◆ **Part of a data file**:
────────────────

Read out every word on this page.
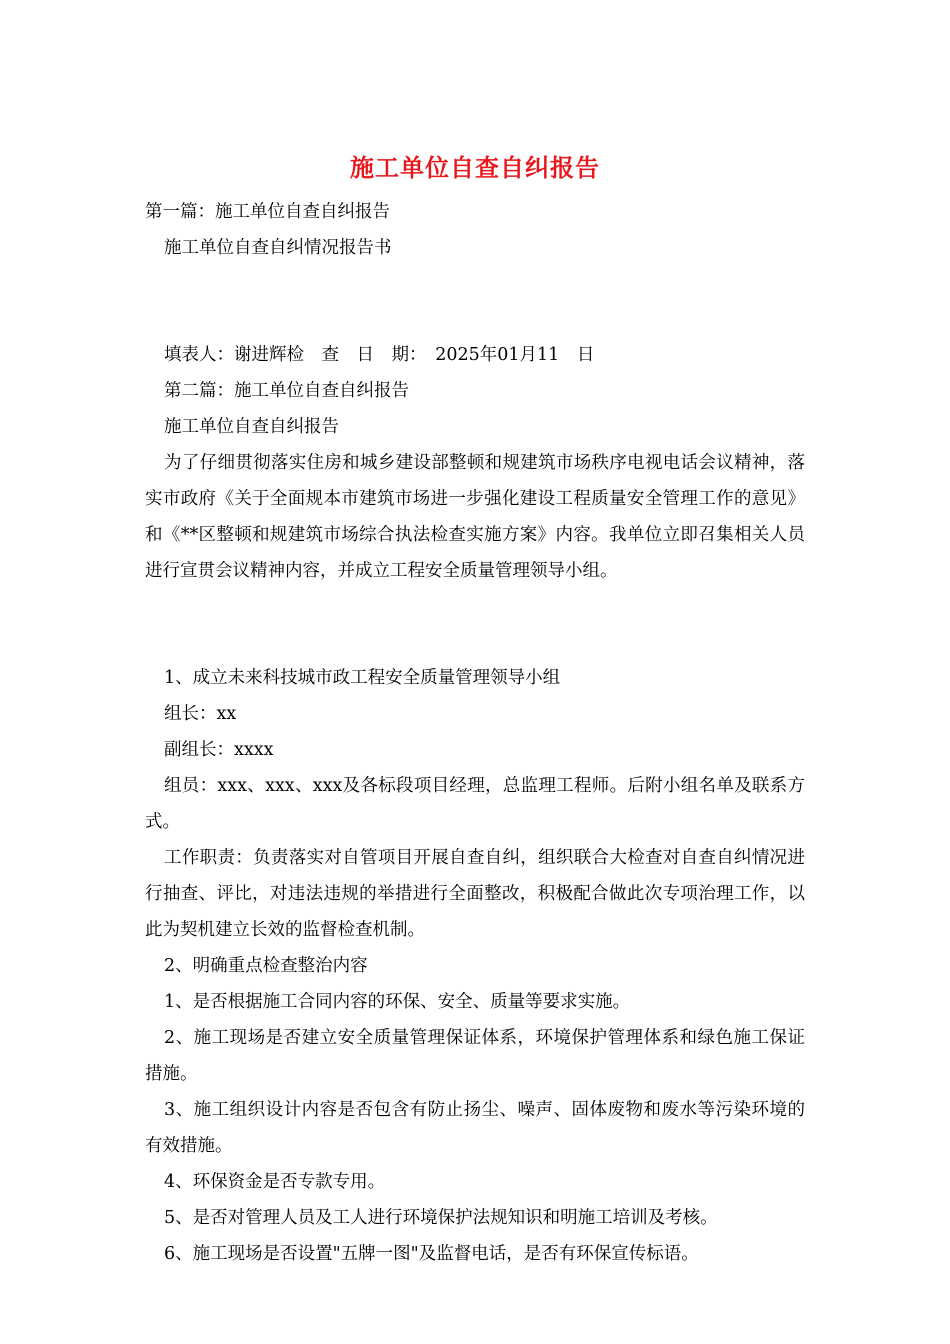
施工单位自查自纠报告

第一篇：施工单位自查自纠报告

施工单位自查自纠情况报告书

填表人：谢进辉检　查　日　期：　2025年01月11　日

第二篇：施工单位自查自纠报告

施工单位自查自纠报告

为了仔细贯彻落实住房和城乡建设部整顿和规建筑市场秩序电视电话会议精神，落实市政府《关于全面规本市建筑市场进一步强化建设工程质量安全管理工作的意见》和《**区整顿和规建筑市场综合执法检查实施方案》内容。我单位立即召集相关人员进行宣贯会议精神内容，并成立工程安全质量管理领导小组。

1、成立未来科技城市政工程安全质量管理领导小组

组长：xx

副组长：xxxx

组员：xxx、xxx、xxx及各标段项目经理，总监理工程师。后附小组名单及联系方式。

工作职责：负责落实对自管项目开展自查自纠，组织联合大检查对自查自纠情况进行抽查、评比，对违法违规的举措进行全面整改，积极配合做此次专项治理工作，以此为契机建立长效的监督检查机制。

2、明确重点检查整治内容

1、是否根据施工合同内容的环保、安全、质量等要求实施。

2、施工现场是否建立安全质量管理保证体系，环境保护管理体系和绿色施工保证措施。

3、施工组织设计内容是否包含有防止扬尘、噪声、固体废物和废水等污染环境的有效措施。

4、环保资金是否专款专用。

5、是否对管理人员及工人进行环境保护法规知识和明施工培训及考核。

6、施工现场是否设置"五牌一图"及监督电话，是否有环保宣传标语。
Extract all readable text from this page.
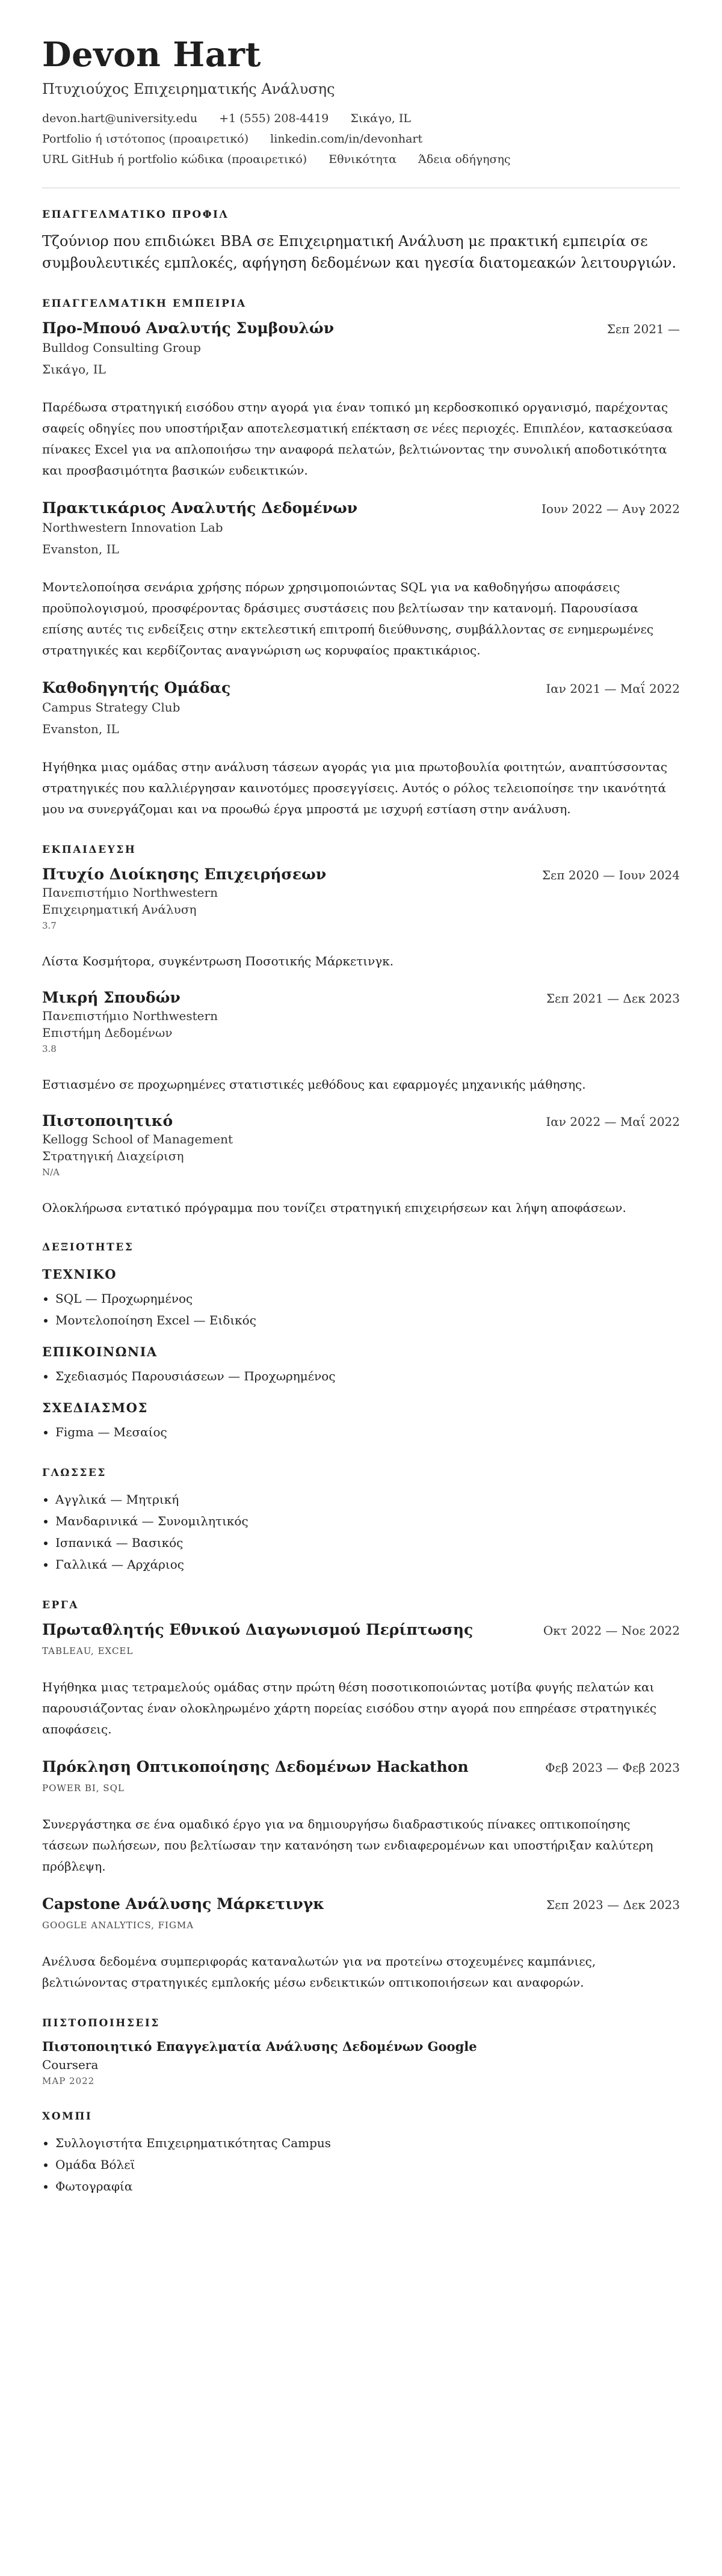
Devon Hart
Πτυχιούχος Επιχειρηματικής Ανάλυσης
devon.hart@university.edu +1 (555) 208-4419 Σικάγο, IL
Portfolio ή ιστότοπος (προαιρετικό) linkedin.com/in/devonhart
URL GitHub ή portfolio κώδικα (προαιρετικό) Εθνικότητα Άδεια οδήγησης
ΕΠΑΓΓΕΛΜΑΤΙΚΟ ΠΡΟΦΙΛ
Τζούνιορ που επιδιώκει BBA σε Επιχειρηματική Ανάλυση με πρακτική εμπειρία σε συμβουλευτικές εμπλοκές, αφήγηση δεδομένων και ηγεσία διατομεακών λειτουργιών.
ΕΠΑΓΓΕΛΜΑΤΙΚΗ ΕΜΠΕΙΡΙΑ
Προ-Μπουό Αναλυτής Συμβουλών	Σεπ 2021 —
Bulldog Consulting Group
Σικάγο, IL
Παρέδωσα στρατηγική εισόδου στην αγορά για έναν τοπικό μη κερδοσκοπικό οργανισμό, παρέχοντας σαφείς οδηγίες που υποστήριξαν αποτελεσματική επέκταση σε νέες περιοχές. Επιπλέον, κατασκεύασα πίνακες Excel για να απλοποιήσω την αναφορά πελατών, βελτιώνοντας την συνολική αποδοτικότητα και προσβασιμότητα βασικών ευδεικτικών.
Πρακτικάριος Αναλυτής Δεδομένων	Ιουν 2022 — Αυγ 2022
Northwestern Innovation Lab
Evanston, IL
Μοντελοποίησα σενάρια χρήσης πόρων χρησιμοποιώντας SQL για να καθοδηγήσω αποφάσεις προϋπολογισμού, προσφέροντας δράσιμες συστάσεις που βελτίωσαν την κατανομή. Παρουσίασα επίσης αυτές τις ενδείξεις στην εκτελεστική επιτροπή διεύθυνσης, συμβάλλοντας σε ενημερωμένες στρατηγικές και κερδίζοντας αναγνώριση ως κορυφαίος πρακτικάριος.
Καθοδηγητής Ομάδας	Ιαν 2021 — Μαΐ 2022
Campus Strategy Club
Evanston, IL
Ηγήθηκα μιας ομάδας στην ανάλυση τάσεων αγοράς για μια πρωτοβουλία φοιτητών, αναπτύσσοντας στρατηγικές που καλλιέργησαν καινοτόμες προσεγγίσεις. Αυτός ο ρόλος τελειοποίησε την ικανότητά μου να συνεργάζομαι και να προωθώ έργα μπροστά με ισχυρή εστίαση στην ανάλυση.
ΕΚΠΑΙΔΕΥΣΗ
Πτυχίο Διοίκησης Επιχειρήσεων	Σεπ 2020 — Ιουν 2024
Πανεπιστήμιο Northwestern
Επιχειρηματική Ανάλυση
3.7
Λίστα Κοσμήτορα, συγκέντρωση Ποσοτικής Μάρκετινγκ.
Μικρή Σπουδών	Σεπ 2021 — Δεκ 2023
Πανεπιστήμιο Northwestern
Επιστήμη Δεδομένων
3.8
Εστιασμένο σε προχωρημένες στατιστικές μεθόδους και εφαρμογές μηχανικής μάθησης.
Πιστοποιητικό	Ιαν 2022 — Μαΐ 2022
Kellogg School of Management
Στρατηγική Διαχείριση
N/A
Ολοκλήρωσα εντατικό πρόγραμμα που τονίζει στρατηγική επιχειρήσεων και λήψη αποφάσεων.
ΔΕΞΙΟΤΗΤΕΣ
ΤΕΧΝΙΚΟ
• SQL — Προχωρημένος
• Μοντελοποίηση Excel — Ειδικός
ΕΠΙΚΟΙΝΩΝΙΑ
• Σχεδιασμός Παρουσιάσεων — Προχωρημένος
ΣΧΕΔΙΑΣΜΟΣ
• Figma — Μεσαίος
ΓΛΩΣΣΕΣ
• Αγγλικά — Μητρική
• Μανδαρινικά — Συνομιλητικός
• Ισπανικά — Βασικός
• Γαλλικά — Αρχάριος
ΕΡΓΑ
Πρωταθλητής Εθνικού Διαγωνισμού Περίπτωσης	Οκτ 2022 — Νοε 2022
TABLEAU, EXCEL
Ηγήθηκα μιας τετραμελούς ομάδας στην πρώτη θέση ποσοτικοποιώντας μοτίβα φυγής πελατών και παρουσιάζοντας έναν ολοκληρωμένο χάρτη πορείας εισόδου στην αγορά που επηρέασε στρατηγικές αποφάσεις.
Πρόκληση Οπτικοποίησης Δεδομένων Hackathon	Φεβ 2023 — Φεβ 2023
POWER BI, SQL
Συνεργάστηκα σε ένα ομαδικό έργο για να δημιουργήσω διαδραστικούς πίνακες οπτικοποίησης τάσεων πωλήσεων, που βελτίωσαν την κατανόηση των ενδιαφερομένων και υποστήριξαν καλύτερη πρόβλεψη.
Capstone Ανάλυσης Μάρκετινγκ	Σεπ 2023 — Δεκ 2023
GOOGLE ANALYTICS, FIGMA
Ανέλυσα δεδομένα συμπεριφοράς καταναλωτών για να προτείνω στοχευμένες καμπάνιες, βελτιώνοντας στρατηγικές εμπλοκής μέσω ενδεικτικών οπτικοποιήσεων και αναφορών.
ΠΙΣΤΟΠΟΙΗΣΕΙΣ
Πιστοποιητικό Επαγγελματία Ανάλυσης Δεδομένων Google
Coursera
ΜΑΡ 2022
ΧΟΜΠΙ
• Συλλογιστήτα Επιχειρηματικότητας Campus
• Ομάδα Βόλεϊ
• Φωτογραφία
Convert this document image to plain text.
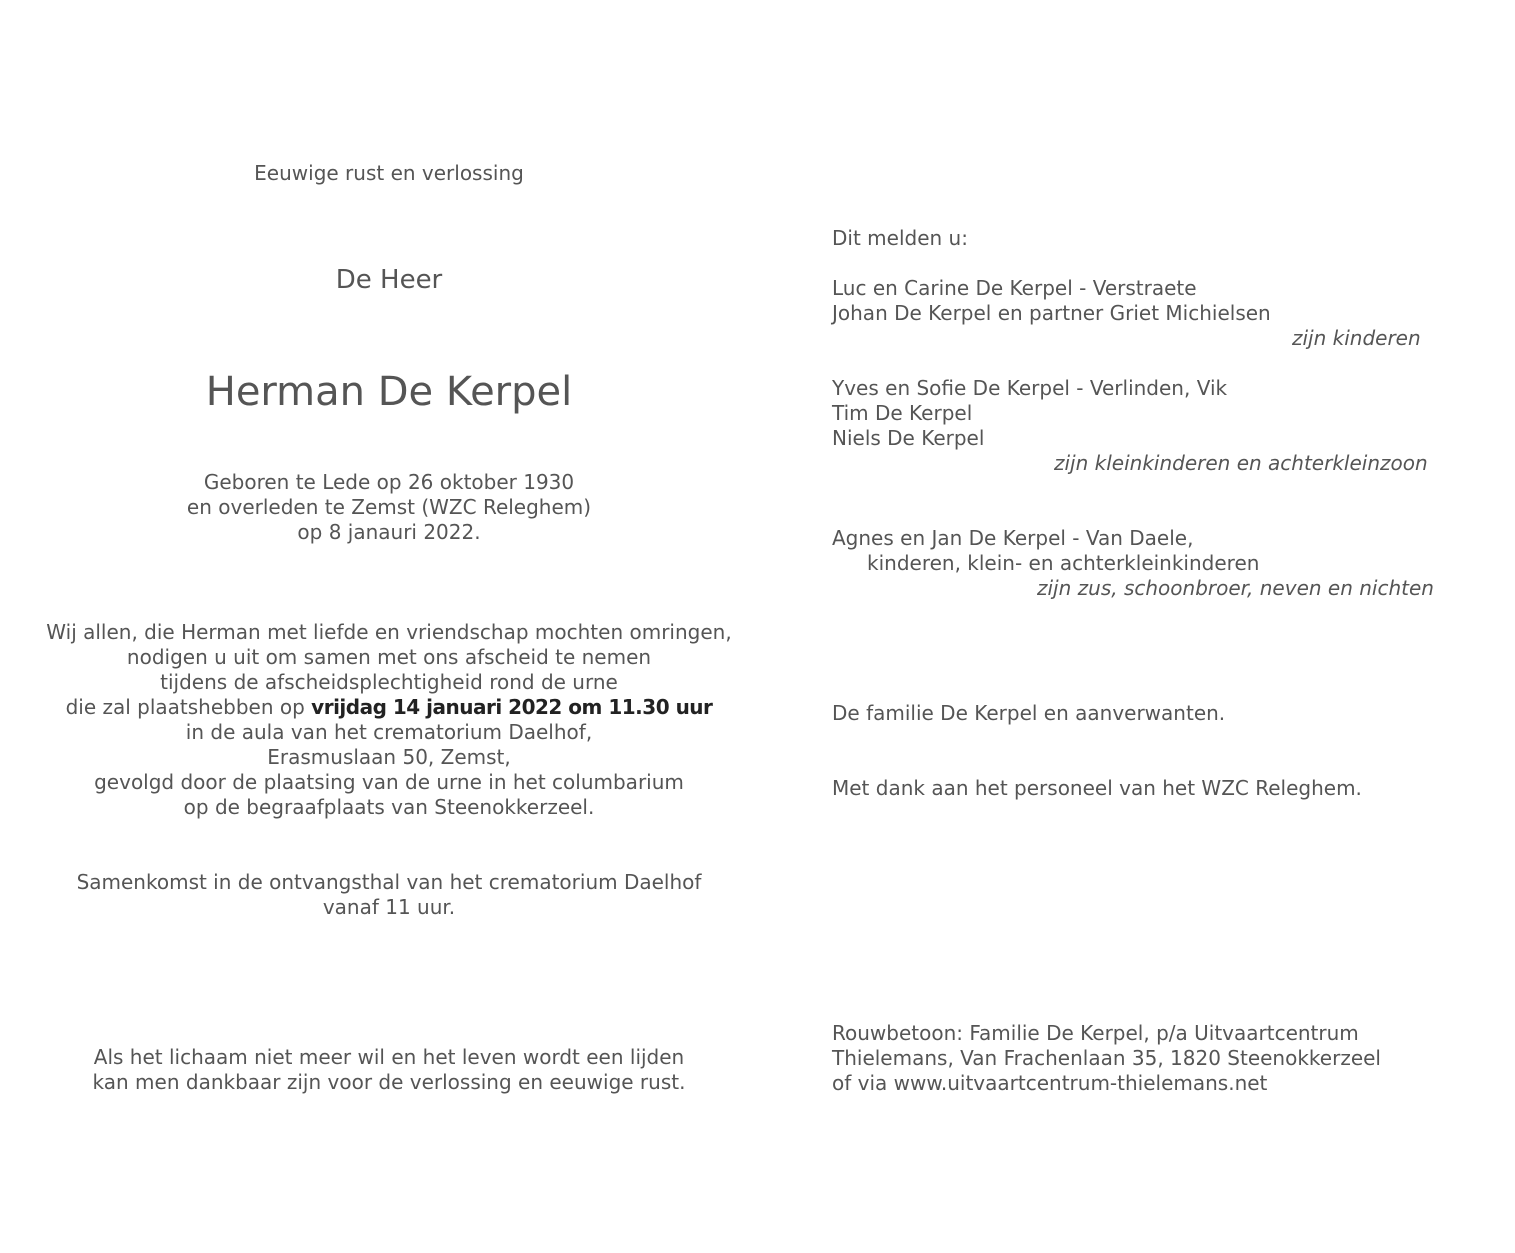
Eeuwige rust en verlossing
De Heer
Herman De Kerpel
Geboren te Lede op 26 oktober 1930
en overleden te Zemst (WZC Releghem)
op 8 janauri 2022.
Wij allen, die Herman met liefde en vriendschap mochten omringen,
nodigen u uit om samen met ons afscheid te nemen
tijdens de afscheidsplechtigheid rond de urne
die zal plaatshebben op vrijdag 14 januari 2022 om 11.30 uur
in de aula van het crematorium Daelhof,
Erasmuslaan 50, Zemst,
gevolgd door de plaatsing van de urne in het columbarium
op de begraafplaats van Steenokkerzeel.
Samenkomst in de ontvangsthal van het crematorium Daelhof
vanaf 11 uur.
Als het lichaam niet meer wil en het leven wordt een lijden
kan men dankbaar zijn voor de verlossing en eeuwige rust.
Dit melden u:
Luc en Carine De Kerpel - Verstraete
Johan De Kerpel en partner Griet Michielsen
zijn kinderen
Yves en Sofie De Kerpel - Verlinden, Vik
Tim De Kerpel
Niels De Kerpel
zijn kleinkinderen en achterkleinzoon
Agnes en Jan De Kerpel - Van Daele,
kinderen, klein- en achterkleinkinderen
zijn zus, schoonbroer, neven en nichten
De familie De Kerpel en aanverwanten.
Met dank aan het personeel van het WZC Releghem.
Rouwbetoon: Familie De Kerpel, p/a Uitvaartcentrum
Thielemans, Van Frachenlaan 35, 1820 Steenokkerzeel
of via www.uitvaartcentrum-thielemans.net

────────────────

◆ **WHAT THIS TASK INVOLVES**:
Reproduce the material above exactly, but only from the line with "Convert this document image to plain text." through its last line, leaving pictures out.

◆ **TASK RESULT**:
Convert this document image to plain text.
Eeuwige rust en verlossing
De Heer
Herman De Kerpel
Geboren te Lede op 26 oktober 1930
en overleden te Zemst (WZC Releghem)
op 8 janauri 2022.
Wij allen, die Herman met liefde en vriendschap mochten omringen,
nodigen u uit om samen met ons afscheid te nemen
tijdens de afscheidsplechtigheid rond de urne
die zal plaatshebben op vrijdag 14 januari 2022 om 11.30 uur
in de aula van het crematorium Daelhof,
Erasmuslaan 50, Zemst,
gevolgd door de plaatsing van de urne in het columbarium
op de begraafplaats van Steenokkerzeel.
Samenkomst in de ontvangsthal van het crematorium Daelhof
vanaf 11 uur.
Als het lichaam niet meer wil en het leven wordt een lijden
kan men dankbaar zijn voor de verlossing en eeuwige rust.
Dit melden u:
Luc en Carine De Kerpel - Verstraete
Johan De Kerpel en partner Griet Michielsen
zijn kinderen
Yves en Sofie De Kerpel - Verlinden, Vik
Tim De Kerpel
Niels De Kerpel
zijn kleinkinderen en achterkleinzoon
Agnes en Jan De Kerpel - Van Daele,
kinderen, klein- en achterkleinkinderen
zijn zus, schoonbroer, neven en nichten
De familie De Kerpel en aanverwanten.
Met dank aan het personeel van het WZC Releghem.
Rouwbetoon: Familie De Kerpel, p/a Uitvaartcentrum
Thielemans, Van Frachenlaan 35, 1820 Steenokkerzeel
of via www.uitvaartcentrum-thielemans.net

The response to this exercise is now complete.